-- START EXTRACTED INFORMATION --
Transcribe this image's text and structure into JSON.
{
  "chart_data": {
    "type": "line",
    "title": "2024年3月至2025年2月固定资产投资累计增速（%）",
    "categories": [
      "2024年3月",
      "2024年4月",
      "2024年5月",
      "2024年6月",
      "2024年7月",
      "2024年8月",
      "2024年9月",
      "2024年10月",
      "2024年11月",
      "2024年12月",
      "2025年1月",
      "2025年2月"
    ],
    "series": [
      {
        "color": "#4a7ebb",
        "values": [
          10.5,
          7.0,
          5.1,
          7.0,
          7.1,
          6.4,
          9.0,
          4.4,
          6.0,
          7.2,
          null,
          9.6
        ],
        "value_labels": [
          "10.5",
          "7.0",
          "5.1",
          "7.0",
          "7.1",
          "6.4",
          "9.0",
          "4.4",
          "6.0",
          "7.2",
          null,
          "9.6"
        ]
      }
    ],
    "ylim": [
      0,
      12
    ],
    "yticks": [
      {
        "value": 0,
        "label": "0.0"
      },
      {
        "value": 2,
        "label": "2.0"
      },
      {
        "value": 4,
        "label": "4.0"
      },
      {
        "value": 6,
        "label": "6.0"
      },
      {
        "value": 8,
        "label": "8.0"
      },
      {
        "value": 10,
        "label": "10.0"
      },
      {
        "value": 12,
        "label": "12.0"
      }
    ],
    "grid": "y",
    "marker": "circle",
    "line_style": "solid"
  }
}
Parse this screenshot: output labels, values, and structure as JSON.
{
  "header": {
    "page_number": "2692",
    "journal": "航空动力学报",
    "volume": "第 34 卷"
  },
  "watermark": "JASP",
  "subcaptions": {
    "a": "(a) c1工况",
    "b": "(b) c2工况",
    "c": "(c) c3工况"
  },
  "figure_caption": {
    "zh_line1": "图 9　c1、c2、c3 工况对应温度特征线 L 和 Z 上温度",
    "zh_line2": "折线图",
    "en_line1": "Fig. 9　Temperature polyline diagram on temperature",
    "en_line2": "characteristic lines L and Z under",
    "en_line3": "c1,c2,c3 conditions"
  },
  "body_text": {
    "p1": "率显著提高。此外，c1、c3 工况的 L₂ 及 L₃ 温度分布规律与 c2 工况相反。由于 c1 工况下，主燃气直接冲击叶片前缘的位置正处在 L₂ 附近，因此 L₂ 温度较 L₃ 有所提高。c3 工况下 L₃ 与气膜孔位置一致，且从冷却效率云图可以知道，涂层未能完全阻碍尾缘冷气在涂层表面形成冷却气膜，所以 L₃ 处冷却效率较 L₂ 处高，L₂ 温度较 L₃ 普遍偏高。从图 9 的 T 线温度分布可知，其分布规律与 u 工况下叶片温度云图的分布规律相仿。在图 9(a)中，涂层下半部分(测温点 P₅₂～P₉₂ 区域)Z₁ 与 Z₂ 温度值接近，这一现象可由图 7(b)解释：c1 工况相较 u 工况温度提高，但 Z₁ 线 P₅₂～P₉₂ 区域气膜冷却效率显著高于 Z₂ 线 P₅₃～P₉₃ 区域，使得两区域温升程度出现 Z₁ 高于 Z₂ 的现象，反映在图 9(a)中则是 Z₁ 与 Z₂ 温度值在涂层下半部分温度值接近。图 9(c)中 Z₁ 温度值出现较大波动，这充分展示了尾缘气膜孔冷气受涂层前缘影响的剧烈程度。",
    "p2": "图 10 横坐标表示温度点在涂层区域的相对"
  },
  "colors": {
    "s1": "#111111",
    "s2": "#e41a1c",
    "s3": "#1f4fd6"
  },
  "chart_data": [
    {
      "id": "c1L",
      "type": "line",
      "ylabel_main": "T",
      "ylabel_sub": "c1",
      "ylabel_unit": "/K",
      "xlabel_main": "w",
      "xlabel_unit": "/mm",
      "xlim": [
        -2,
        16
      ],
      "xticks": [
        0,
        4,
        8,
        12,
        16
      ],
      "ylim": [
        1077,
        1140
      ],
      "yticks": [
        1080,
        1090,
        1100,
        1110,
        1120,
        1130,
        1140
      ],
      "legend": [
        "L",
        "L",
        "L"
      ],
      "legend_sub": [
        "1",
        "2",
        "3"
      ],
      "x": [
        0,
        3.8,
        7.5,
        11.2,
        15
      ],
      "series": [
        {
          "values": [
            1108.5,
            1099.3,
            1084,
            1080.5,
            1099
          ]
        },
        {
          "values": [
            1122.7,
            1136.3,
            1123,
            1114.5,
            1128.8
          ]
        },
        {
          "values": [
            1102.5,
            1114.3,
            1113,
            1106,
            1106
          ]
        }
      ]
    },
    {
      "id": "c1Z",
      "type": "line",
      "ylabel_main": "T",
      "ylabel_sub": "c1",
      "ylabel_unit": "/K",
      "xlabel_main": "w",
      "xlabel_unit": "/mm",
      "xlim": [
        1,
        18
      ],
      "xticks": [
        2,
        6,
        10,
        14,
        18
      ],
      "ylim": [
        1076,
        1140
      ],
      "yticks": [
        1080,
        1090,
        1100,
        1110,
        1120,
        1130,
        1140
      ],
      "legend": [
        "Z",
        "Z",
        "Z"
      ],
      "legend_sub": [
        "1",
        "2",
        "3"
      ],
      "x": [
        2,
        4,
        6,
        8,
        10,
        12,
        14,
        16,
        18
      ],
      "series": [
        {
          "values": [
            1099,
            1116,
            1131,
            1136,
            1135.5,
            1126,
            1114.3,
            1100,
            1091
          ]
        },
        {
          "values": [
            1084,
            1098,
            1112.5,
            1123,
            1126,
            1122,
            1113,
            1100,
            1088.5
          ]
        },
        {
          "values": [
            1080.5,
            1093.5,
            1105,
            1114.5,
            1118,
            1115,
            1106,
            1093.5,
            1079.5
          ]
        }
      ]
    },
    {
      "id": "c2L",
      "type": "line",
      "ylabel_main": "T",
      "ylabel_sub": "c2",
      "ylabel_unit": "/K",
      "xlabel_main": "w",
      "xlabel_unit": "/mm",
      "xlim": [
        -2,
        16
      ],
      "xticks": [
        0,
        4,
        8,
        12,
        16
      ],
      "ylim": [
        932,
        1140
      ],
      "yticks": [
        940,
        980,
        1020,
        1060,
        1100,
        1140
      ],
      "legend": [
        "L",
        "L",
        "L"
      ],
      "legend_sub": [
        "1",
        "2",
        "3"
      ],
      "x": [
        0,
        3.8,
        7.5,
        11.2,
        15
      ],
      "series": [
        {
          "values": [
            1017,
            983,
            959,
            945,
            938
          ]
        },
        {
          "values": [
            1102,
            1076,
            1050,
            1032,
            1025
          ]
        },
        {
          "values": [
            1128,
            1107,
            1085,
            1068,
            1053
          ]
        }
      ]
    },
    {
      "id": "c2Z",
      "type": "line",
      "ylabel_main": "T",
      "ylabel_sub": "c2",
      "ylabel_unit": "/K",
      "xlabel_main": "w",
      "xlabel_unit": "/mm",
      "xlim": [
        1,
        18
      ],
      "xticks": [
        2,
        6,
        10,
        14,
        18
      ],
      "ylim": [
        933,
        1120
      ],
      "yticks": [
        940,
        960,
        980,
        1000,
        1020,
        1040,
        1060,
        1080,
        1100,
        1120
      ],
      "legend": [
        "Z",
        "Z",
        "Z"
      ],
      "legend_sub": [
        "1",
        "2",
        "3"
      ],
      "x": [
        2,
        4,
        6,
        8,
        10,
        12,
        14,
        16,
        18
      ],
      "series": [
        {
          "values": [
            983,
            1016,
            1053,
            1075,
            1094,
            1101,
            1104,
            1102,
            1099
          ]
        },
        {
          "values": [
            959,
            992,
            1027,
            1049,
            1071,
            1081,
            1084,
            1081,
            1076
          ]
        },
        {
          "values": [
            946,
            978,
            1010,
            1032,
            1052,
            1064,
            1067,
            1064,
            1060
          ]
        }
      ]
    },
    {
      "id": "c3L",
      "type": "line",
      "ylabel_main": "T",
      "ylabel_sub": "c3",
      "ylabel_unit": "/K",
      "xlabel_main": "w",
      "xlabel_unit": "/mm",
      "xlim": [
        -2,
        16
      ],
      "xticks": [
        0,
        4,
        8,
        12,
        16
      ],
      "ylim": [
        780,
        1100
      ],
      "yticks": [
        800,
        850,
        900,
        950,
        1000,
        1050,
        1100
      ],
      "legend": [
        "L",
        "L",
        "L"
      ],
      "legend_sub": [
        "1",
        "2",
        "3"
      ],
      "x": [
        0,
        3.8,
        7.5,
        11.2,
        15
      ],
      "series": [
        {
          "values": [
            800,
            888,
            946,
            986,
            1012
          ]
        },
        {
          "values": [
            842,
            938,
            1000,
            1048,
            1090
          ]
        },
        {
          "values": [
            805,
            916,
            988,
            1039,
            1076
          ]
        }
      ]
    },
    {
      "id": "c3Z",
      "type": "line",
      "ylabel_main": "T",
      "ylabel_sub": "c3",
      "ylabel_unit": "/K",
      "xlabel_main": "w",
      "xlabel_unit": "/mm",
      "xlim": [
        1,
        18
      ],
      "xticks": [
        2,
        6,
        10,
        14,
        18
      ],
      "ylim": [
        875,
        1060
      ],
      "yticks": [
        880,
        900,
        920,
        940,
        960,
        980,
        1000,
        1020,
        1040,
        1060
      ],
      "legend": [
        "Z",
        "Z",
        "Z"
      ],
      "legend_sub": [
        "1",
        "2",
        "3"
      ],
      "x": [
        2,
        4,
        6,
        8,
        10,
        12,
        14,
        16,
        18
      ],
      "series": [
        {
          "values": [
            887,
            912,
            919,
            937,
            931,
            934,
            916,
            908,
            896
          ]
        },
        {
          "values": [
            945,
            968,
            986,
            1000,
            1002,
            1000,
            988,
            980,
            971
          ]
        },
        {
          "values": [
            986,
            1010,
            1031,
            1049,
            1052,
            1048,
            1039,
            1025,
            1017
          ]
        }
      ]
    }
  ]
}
-- END EXTRACTED INFORMATION --
_REQUIRED WORK:_ Copy out every line from the data above that has "structure" in it.

_COMPLETE ANSWER:_
Transcribe this image's text and structure into JSON.
Parse this screenshot: output labels, values, and structure as JSON.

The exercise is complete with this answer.